(Data items)

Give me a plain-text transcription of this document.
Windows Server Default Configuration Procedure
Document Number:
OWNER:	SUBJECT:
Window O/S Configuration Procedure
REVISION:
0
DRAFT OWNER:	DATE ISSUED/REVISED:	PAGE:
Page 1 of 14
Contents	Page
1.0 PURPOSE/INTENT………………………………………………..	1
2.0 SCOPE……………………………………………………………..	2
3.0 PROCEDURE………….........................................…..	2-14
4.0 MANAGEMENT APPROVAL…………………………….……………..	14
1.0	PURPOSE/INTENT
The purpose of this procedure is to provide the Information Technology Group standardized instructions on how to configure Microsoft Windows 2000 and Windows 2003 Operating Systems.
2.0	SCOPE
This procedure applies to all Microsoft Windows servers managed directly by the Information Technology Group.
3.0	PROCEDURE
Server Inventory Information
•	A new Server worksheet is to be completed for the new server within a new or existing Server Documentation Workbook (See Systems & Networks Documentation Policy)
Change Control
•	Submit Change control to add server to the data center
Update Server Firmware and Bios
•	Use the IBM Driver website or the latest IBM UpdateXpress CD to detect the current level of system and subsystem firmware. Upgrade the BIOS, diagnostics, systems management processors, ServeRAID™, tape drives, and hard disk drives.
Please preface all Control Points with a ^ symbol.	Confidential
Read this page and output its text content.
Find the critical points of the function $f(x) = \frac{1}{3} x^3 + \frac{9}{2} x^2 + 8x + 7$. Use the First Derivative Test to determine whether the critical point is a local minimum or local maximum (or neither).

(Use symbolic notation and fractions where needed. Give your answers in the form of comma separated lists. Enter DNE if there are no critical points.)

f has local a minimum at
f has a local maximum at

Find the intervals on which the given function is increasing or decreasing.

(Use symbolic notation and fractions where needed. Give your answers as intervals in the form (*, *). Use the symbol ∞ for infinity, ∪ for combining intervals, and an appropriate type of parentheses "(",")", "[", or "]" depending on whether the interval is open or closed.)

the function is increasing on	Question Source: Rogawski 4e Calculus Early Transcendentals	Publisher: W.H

• [PROBLEM REQUIREMENTS]: The entries above should be repeated exactly, every one of them.

• [RESULT OF THIS EXERCISE]:
Give me a plain-text transcription of this document.
Windows Server Default Configuration Procedure
Document Number:
OWNER:	SUBJECT:
Window O/S Configuration Procedure
REVISION:
0
DRAFT OWNER:	DATE ISSUED/REVISED:	PAGE:
Page 1 of 14
Contents	Page
1.0 PURPOSE/INTENT………………………………………………..	1
2.0 SCOPE……………………………………………………………..	2
3.0 PROCEDURE………….........................................…..	2-14
4.0 MANAGEMENT APPROVAL…………………………….……………..	14
1.0	PURPOSE/INTENT
The purpose of this procedure is to provide the Information Technology Group standardized instructions on how to configure Microsoft Windows 2000 and Windows 2003 Operating Systems.
2.0	SCOPE
This procedure applies to all Microsoft Windows servers managed directly by the Information Technology Group.
3.0	PROCEDURE
Server Inventory Information
•	A new Server worksheet is to be completed for the new server within a new or existing Server Documentation Workbook (See Systems & Networks Documentation Policy)
Change Control
•	Submit Change control to add server to the data center
Update Server Firmware and Bios
•	Use the IBM Driver website or the latest IBM UpdateXpress CD to detect the current level of system and subsystem firmware. Upgrade the BIOS, diagnostics, systems management processors, ServeRAID™, tape drives, and hard disk drives.
Please preface all Control Points with a ^ symbol.	Confidential
Read this page and output its text content.
Find the critical points of the function $f(x) = \frac{1}{3} x^3 + \frac{9}{2} x^2 + 8x + 7$. Use the First Derivative Test to determine whether the critical point is a local minimum or local maximum (or neither).

(Use symbolic notation and fractions where needed. Give your answers in the form of comma separated lists. Enter DNE if there are no critical points.)

f has local a minimum at
f has a local maximum at

Find the intervals on which the given function is increasing or decreasing.

(Use symbolic notation and fractions where needed. Give your answers as intervals in the form (*, *). Use the symbol ∞ for infinity, ∪ for combining intervals, and an appropriate type of parentheses "(",")", "[", or "]" depending on whether the interval is open or closed.)

the function is increasing on	Question Source: Rogawski 4e Calculus Early Transcendentals	Publisher: W.H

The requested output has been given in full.